REQUIREMENTS: List all lines of the data that include the string "Станционные".
^^^^^^^^^^^^^^^^
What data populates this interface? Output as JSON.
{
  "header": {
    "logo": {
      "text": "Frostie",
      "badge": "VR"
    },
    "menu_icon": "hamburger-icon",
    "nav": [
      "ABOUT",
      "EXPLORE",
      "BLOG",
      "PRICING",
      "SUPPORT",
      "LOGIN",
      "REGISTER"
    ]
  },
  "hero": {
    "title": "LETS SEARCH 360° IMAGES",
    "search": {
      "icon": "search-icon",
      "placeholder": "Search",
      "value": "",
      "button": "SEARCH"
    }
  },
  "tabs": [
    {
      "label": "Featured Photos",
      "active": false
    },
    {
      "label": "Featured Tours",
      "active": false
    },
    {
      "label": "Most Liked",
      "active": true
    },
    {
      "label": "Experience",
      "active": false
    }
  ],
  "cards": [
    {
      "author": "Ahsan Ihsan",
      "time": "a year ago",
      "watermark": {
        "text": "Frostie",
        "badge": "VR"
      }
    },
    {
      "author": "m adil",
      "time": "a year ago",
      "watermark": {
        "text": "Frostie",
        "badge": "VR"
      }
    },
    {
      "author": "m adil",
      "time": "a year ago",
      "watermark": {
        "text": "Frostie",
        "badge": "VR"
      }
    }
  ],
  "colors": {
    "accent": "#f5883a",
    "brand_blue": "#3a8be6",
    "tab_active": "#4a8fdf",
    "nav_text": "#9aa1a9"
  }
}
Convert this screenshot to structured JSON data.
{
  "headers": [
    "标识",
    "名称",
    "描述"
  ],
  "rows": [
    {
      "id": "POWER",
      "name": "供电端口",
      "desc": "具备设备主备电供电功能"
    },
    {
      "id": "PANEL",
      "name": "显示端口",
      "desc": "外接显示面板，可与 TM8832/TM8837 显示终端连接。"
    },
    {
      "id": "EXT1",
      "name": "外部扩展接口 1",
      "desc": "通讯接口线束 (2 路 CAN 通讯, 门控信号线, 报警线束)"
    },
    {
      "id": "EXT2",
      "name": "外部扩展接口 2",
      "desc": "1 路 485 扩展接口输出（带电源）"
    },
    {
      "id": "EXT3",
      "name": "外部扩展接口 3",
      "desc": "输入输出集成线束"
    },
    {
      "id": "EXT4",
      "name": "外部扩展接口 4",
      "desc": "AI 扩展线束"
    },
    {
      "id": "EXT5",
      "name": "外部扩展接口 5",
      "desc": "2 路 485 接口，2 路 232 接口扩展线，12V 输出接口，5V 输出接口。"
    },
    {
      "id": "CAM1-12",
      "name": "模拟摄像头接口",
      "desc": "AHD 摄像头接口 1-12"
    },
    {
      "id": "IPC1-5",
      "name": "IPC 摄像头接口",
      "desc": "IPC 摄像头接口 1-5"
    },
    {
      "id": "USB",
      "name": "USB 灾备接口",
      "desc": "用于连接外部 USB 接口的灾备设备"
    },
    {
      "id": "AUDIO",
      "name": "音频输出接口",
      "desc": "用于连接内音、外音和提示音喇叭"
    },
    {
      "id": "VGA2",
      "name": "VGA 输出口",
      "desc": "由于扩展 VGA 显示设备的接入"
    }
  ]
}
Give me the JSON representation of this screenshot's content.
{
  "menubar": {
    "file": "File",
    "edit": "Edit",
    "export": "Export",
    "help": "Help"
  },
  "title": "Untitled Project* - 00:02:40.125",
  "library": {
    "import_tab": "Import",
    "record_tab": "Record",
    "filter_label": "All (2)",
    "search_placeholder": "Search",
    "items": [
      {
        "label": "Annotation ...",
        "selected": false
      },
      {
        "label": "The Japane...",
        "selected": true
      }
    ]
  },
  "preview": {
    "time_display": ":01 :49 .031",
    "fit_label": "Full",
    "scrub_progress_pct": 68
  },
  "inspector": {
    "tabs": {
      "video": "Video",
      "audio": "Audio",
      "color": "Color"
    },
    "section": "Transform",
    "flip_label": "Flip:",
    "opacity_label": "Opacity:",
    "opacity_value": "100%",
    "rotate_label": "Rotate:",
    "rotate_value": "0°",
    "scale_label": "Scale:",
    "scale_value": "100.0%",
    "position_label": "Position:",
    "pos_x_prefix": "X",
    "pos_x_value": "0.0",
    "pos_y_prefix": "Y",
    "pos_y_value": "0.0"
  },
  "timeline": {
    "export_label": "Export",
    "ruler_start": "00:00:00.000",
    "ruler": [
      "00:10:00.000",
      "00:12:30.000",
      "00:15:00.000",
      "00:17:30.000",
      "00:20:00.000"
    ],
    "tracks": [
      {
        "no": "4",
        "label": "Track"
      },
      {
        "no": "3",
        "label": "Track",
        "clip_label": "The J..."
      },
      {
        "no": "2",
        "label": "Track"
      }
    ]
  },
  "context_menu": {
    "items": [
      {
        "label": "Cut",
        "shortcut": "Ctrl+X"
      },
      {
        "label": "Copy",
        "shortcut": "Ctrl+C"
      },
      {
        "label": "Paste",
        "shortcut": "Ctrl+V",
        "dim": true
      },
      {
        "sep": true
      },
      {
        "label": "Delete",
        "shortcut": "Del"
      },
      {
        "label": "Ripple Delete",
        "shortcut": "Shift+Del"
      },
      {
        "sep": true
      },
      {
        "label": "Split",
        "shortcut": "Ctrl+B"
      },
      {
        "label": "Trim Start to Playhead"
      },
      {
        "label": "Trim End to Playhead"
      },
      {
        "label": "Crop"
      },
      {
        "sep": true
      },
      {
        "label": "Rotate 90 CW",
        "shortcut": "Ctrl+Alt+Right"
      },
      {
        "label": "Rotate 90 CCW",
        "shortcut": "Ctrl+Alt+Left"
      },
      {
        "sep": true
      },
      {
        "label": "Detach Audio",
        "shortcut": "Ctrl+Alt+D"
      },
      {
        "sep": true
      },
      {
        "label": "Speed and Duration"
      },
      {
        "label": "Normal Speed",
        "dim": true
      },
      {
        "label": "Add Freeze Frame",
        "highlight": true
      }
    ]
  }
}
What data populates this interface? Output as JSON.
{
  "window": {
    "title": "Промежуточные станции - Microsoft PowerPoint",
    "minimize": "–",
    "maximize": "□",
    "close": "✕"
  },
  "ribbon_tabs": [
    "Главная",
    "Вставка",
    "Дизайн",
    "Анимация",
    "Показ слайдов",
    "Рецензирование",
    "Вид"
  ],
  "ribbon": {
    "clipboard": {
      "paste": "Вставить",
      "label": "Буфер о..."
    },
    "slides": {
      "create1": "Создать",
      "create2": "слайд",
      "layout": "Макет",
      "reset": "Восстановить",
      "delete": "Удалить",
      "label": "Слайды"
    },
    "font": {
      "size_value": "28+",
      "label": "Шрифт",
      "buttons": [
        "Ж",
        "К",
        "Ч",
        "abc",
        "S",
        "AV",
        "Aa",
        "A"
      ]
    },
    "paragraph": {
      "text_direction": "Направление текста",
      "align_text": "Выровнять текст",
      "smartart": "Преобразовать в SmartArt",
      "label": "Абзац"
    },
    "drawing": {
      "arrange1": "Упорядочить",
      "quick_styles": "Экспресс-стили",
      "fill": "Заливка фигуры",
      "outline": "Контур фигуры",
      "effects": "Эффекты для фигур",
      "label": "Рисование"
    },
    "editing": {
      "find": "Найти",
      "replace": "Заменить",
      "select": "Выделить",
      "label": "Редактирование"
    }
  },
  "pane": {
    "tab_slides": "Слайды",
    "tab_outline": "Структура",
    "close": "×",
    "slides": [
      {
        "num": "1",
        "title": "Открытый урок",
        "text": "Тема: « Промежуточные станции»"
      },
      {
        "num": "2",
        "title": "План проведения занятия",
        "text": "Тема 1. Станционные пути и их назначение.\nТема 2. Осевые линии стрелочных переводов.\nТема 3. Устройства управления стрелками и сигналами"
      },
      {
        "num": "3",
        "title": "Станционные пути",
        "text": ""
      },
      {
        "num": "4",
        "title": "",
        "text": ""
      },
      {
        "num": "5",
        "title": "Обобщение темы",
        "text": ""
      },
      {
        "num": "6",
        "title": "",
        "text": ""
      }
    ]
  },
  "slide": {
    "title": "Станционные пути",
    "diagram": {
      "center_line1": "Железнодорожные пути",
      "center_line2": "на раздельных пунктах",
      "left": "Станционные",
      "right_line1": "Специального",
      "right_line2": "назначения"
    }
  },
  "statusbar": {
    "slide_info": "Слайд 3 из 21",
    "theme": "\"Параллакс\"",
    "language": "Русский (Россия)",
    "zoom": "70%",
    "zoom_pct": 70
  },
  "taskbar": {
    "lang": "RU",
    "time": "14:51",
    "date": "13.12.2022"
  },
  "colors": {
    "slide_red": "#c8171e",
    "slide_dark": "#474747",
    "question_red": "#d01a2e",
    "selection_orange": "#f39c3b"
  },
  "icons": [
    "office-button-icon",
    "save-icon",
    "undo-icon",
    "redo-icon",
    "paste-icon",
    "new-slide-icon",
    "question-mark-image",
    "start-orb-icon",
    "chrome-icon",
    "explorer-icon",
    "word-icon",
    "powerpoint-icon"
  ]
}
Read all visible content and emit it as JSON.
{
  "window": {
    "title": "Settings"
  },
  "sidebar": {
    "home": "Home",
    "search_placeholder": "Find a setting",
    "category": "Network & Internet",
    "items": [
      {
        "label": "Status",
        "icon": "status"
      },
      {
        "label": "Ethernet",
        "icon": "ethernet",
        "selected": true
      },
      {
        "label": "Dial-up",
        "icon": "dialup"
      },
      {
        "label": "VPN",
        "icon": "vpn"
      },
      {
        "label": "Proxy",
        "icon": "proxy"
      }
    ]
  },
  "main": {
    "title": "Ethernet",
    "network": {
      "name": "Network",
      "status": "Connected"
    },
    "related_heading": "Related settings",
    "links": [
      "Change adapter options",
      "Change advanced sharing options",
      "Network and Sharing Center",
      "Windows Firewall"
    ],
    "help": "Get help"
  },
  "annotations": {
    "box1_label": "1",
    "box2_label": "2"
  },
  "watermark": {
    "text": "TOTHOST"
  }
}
^^^^^^^^^^^^^^^^
RESPONSE TO THE EXERCISE:
        "text": "Тема 1. Станционные пути и их назначение.\nТема 2. Осевые линии стрелочных переводов.\nТема 3. Устройства управления стрелками и сигналами"
        "title": "Станционные пути",
    "title": "Станционные пути",
      "left": "Станционные",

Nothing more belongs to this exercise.